# [Goal]
Write the records below out in full, character for character, with no pictures.

# [Exercise material]
·····
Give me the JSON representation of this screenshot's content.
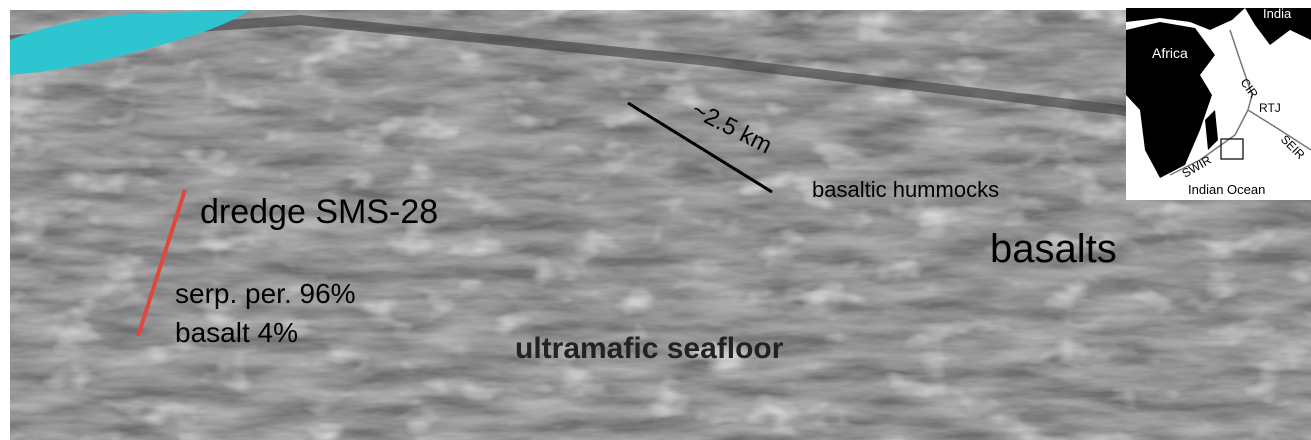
{
  "annotations": {
    "dredge": "dredge SMS-28",
    "composition": [
      "serp. per. 96%",
      "basalt 4%"
    ],
    "scale": "~2.5 km",
    "hummocks": "basaltic hummocks",
    "basalts": "basalts",
    "ultramafic": "ultramafic seafloor"
  },
  "inset": {
    "labels": {
      "india": "India",
      "africa": "Africa",
      "cir": "CIR",
      "rtj": "RTJ",
      "seir": "SEIR",
      "swir": "SWIR",
      "ocean": "Indian Ocean"
    }
  }
}
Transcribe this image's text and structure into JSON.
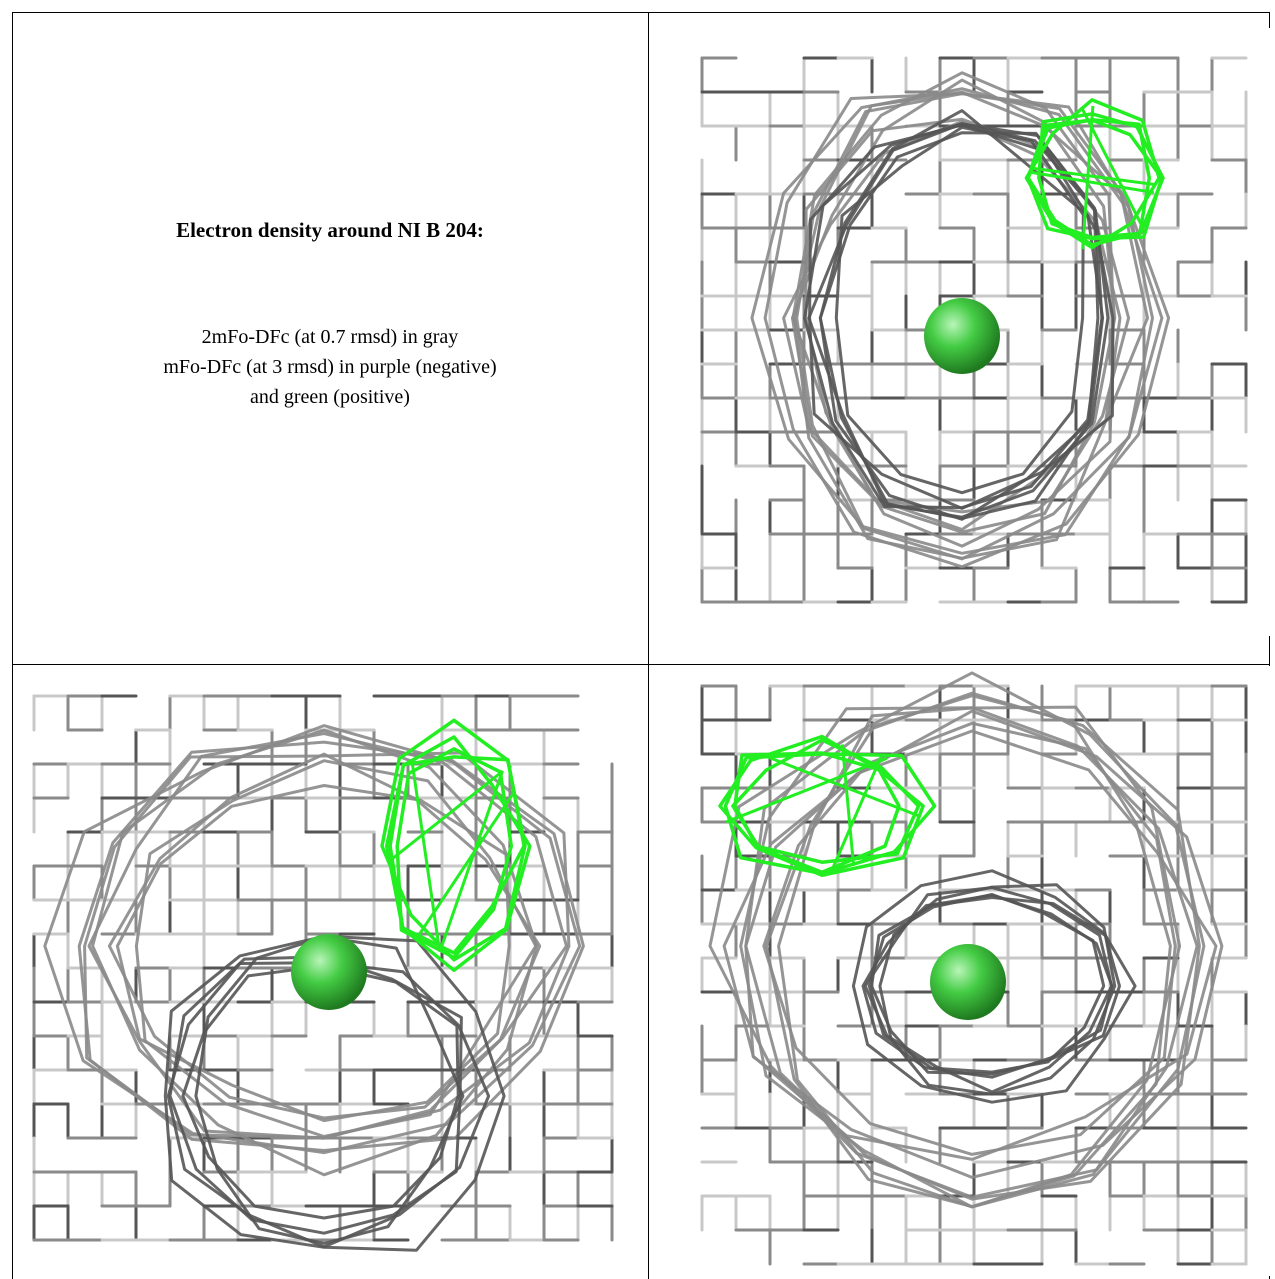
{
  "heading": "Electron density around NI B 204:",
  "caption": {
    "line1": "2mFo-DFc (at 0.7 rmsd) in gray",
    "line2": "mFo-DFc (at 3 rmsd) in purple (negative)",
    "line3": "and green (positive)"
  },
  "colors": {
    "mesh_dark": "#555555",
    "mesh_mid": "#8a8a8a",
    "mesh_light": "#c8c8c8",
    "positive_density": "#22ee22",
    "atom_sphere": "#44cc44",
    "frame": "#000000"
  },
  "panels": [
    {
      "name": "view-top-right"
    },
    {
      "name": "view-bottom-left"
    },
    {
      "name": "view-bottom-right"
    }
  ]
}
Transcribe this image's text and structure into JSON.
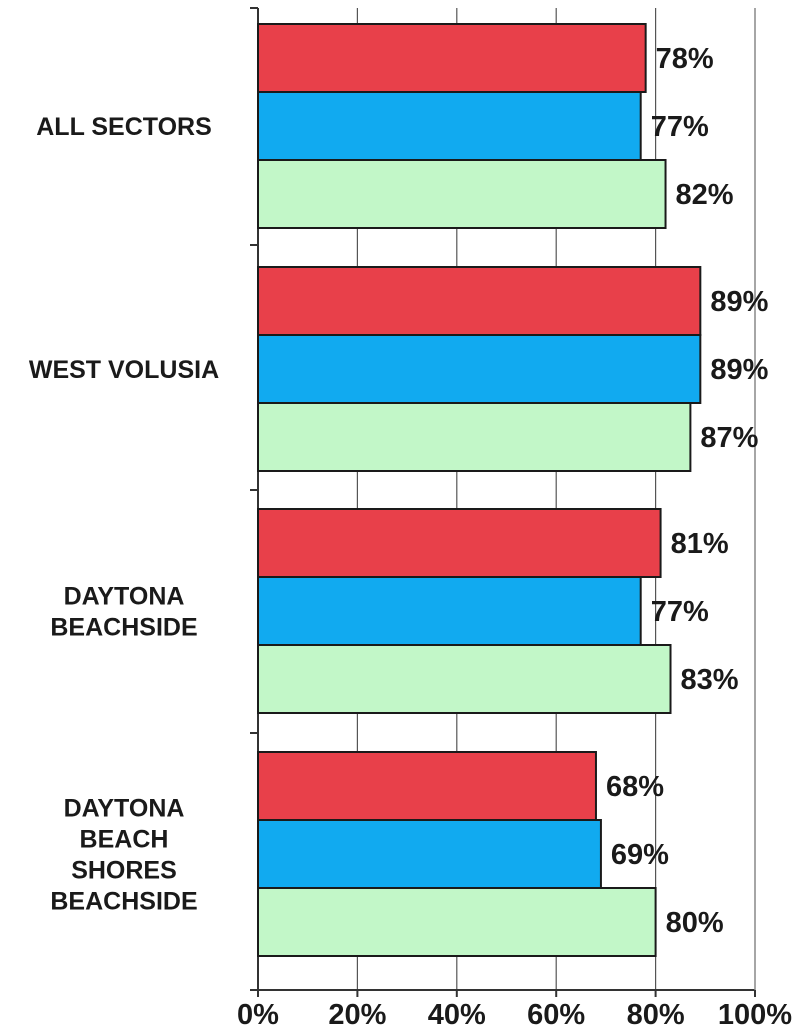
{
  "chart_data": {
    "type": "bar",
    "orientation": "horizontal",
    "categories": [
      [
        "ALL SECTORS"
      ],
      [
        "WEST VOLUSIA"
      ],
      [
        "DAYTONA",
        "BEACHSIDE"
      ],
      [
        "DAYTONA",
        "BEACH",
        "SHORES",
        "BEACHSIDE"
      ]
    ],
    "series": [
      {
        "color": "#e8404a",
        "values": [
          78,
          89,
          81,
          68
        ],
        "labels": [
          "78%",
          "89%",
          "81%",
          "68%"
        ]
      },
      {
        "color": "#11aaf0",
        "values": [
          77,
          89,
          77,
          69
        ],
        "labels": [
          "77%",
          "89%",
          "77%",
          "69%"
        ]
      },
      {
        "color": "#c2f7c8",
        "values": [
          82,
          87,
          83,
          80
        ],
        "labels": [
          "82%",
          "87%",
          "83%",
          "80%"
        ]
      }
    ],
    "xlim": [
      0,
      100
    ],
    "x_ticks": [
      0,
      20,
      40,
      60,
      80,
      100
    ],
    "x_tick_labels": [
      "0%",
      "20%",
      "40%",
      "60%",
      "80%",
      "100%"
    ],
    "grid": true,
    "title": "",
    "xlabel": "",
    "ylabel": ""
  }
}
·····
# [Full response]
Give me the JSON representation of this screenshot's content.
{
  "annotations": {
    "dredge": "dredge SMS-28",
    "composition": [
      "serp. per. 96%",
      "basalt 4%"
    ],
    "scale": "~2.5 km",
    "hummocks": "basaltic hummocks",
    "basalts": "basalts",
    "ultramafic": "ultramafic seafloor"
  },
  "inset": {
    "labels": {
      "india": "India",
      "africa": "Africa",
      "cir": "CIR",
      "rtj": "RTJ",
      "seir": "SEIR",
      "swir": "SWIR",
      "ocean": "Indian Ocean"
    }
  }
}
Transcribe this image's text and structure into JSON.
{
  "heading": "Electron density around NI B 204:",
  "caption": {
    "line1": "2mFo-DFc (at 0.7 rmsd) in gray",
    "line2": "mFo-DFc (at 3 rmsd) in purple (negative)",
    "line3": "and green (positive)"
  },
  "colors": {
    "mesh_dark": "#555555",
    "mesh_mid": "#8a8a8a",
    "mesh_light": "#c8c8c8",
    "positive_density": "#22ee22",
    "atom_sphere": "#44cc44",
    "frame": "#000000"
  },
  "panels": [
    {
      "name": "view-top-right"
    },
    {
      "name": "view-bottom-left"
    },
    {
      "name": "view-bottom-right"
    }
  ]
}
Transcribe this image's text and structure into JSON.
{
  "chart_data": {
    "type": "bar",
    "orientation": "horizontal",
    "categories": [
      [
        "ALL SECTORS"
      ],
      [
        "WEST VOLUSIA"
      ],
      [
        "DAYTONA",
        "BEACHSIDE"
      ],
      [
        "DAYTONA",
        "BEACH",
        "SHORES",
        "BEACHSIDE"
      ]
    ],
    "series": [
      {
        "color": "#e8404a",
        "values": [
          78,
          89,
          81,
          68
        ],
        "labels": [
          "78%",
          "89%",
          "81%",
          "68%"
        ]
      },
      {
        "color": "#11aaf0",
        "values": [
          77,
          89,
          77,
          69
        ],
        "labels": [
          "77%",
          "89%",
          "77%",
          "69%"
        ]
      },
      {
        "color": "#c2f7c8",
        "values": [
          82,
          87,
          83,
          80
        ],
        "labels": [
          "82%",
          "87%",
          "83%",
          "80%"
        ]
      }
    ],
    "xlim": [
      0,
      100
    ],
    "x_ticks": [
      0,
      20,
      40,
      60,
      80,
      100
    ],
    "x_tick_labels": [
      "0%",
      "20%",
      "40%",
      "60%",
      "80%",
      "100%"
    ],
    "grid": true,
    "title": "",
    "xlabel": "",
    "ylabel": ""
  }
}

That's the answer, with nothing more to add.